**WORK TO DO**
Will you transcribe the entries that follow, exactly and in full?

** START OF LISTING **

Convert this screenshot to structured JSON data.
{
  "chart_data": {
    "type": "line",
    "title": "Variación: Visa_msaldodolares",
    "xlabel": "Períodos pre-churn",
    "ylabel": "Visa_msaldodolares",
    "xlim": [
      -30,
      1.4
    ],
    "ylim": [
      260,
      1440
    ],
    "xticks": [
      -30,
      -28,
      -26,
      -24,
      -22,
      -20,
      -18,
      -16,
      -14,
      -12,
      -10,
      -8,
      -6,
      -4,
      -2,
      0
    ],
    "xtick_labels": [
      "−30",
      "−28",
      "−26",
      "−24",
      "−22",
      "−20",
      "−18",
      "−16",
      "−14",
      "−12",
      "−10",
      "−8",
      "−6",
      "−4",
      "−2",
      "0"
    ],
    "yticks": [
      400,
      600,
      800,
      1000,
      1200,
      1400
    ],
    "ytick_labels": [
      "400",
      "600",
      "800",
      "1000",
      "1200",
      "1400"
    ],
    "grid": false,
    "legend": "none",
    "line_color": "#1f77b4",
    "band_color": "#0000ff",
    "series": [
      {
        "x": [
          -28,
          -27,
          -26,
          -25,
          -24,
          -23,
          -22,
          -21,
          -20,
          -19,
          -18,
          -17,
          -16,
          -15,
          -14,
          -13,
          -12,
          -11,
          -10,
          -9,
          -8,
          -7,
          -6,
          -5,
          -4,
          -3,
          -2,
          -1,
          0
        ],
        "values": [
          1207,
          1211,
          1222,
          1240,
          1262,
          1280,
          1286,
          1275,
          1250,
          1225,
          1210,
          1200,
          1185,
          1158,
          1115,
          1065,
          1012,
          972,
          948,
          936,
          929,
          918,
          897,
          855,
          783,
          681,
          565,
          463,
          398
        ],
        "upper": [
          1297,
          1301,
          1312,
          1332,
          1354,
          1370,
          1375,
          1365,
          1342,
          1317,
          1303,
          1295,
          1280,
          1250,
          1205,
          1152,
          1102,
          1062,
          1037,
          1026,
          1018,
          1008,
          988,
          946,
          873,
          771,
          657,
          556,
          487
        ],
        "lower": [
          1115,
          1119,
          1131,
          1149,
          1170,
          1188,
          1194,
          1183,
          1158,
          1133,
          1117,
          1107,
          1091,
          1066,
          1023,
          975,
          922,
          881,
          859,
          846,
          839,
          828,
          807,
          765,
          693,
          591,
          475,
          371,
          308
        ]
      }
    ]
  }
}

** END OF LISTING **

**COMPLETED TASK**
Convert this screenshot to structured JSON data.
{
  "chart_data": {
    "type": "line",
    "title": "Variación: Visa_msaldodolares",
    "xlabel": "Períodos pre-churn",
    "ylabel": "Visa_msaldodolares",
    "xlim": [
      -30,
      1.4
    ],
    "ylim": [
      260,
      1440
    ],
    "xticks": [
      -30,
      -28,
      -26,
      -24,
      -22,
      -20,
      -18,
      -16,
      -14,
      -12,
      -10,
      -8,
      -6,
      -4,
      -2,
      0
    ],
    "xtick_labels": [
      "−30",
      "−28",
      "−26",
      "−24",
      "−22",
      "−20",
      "−18",
      "−16",
      "−14",
      "−12",
      "−10",
      "−8",
      "−6",
      "−4",
      "−2",
      "0"
    ],
    "yticks": [
      400,
      600,
      800,
      1000,
      1200,
      1400
    ],
    "ytick_labels": [
      "400",
      "600",
      "800",
      "1000",
      "1200",
      "1400"
    ],
    "grid": false,
    "legend": "none",
    "line_color": "#1f77b4",
    "band_color": "#0000ff",
    "series": [
      {
        "x": [
          -28,
          -27,
          -26,
          -25,
          -24,
          -23,
          -22,
          -21,
          -20,
          -19,
          -18,
          -17,
          -16,
          -15,
          -14,
          -13,
          -12,
          -11,
          -10,
          -9,
          -8,
          -7,
          -6,
          -5,
          -4,
          -3,
          -2,
          -1,
          0
        ],
        "values": [
          1207,
          1211,
          1222,
          1240,
          1262,
          1280,
          1286,
          1275,
          1250,
          1225,
          1210,
          1200,
          1185,
          1158,
          1115,
          1065,
          1012,
          972,
          948,
          936,
          929,
          918,
          897,
          855,
          783,
          681,
          565,
          463,
          398
        ],
        "upper": [
          1297,
          1301,
          1312,
          1332,
          1354,
          1370,
          1375,
          1365,
          1342,
          1317,
          1303,
          1295,
          1280,
          1250,
          1205,
          1152,
          1102,
          1062,
          1037,
          1026,
          1018,
          1008,
          988,
          946,
          873,
          771,
          657,
          556,
          487
        ],
        "lower": [
          1115,
          1119,
          1131,
          1149,
          1170,
          1188,
          1194,
          1183,
          1158,
          1133,
          1117,
          1107,
          1091,
          1066,
          1023,
          975,
          922,
          881,
          859,
          846,
          839,
          828,
          807,
          765,
          693,
          591,
          475,
          371,
          308
        ]
      }
    ]
  }
}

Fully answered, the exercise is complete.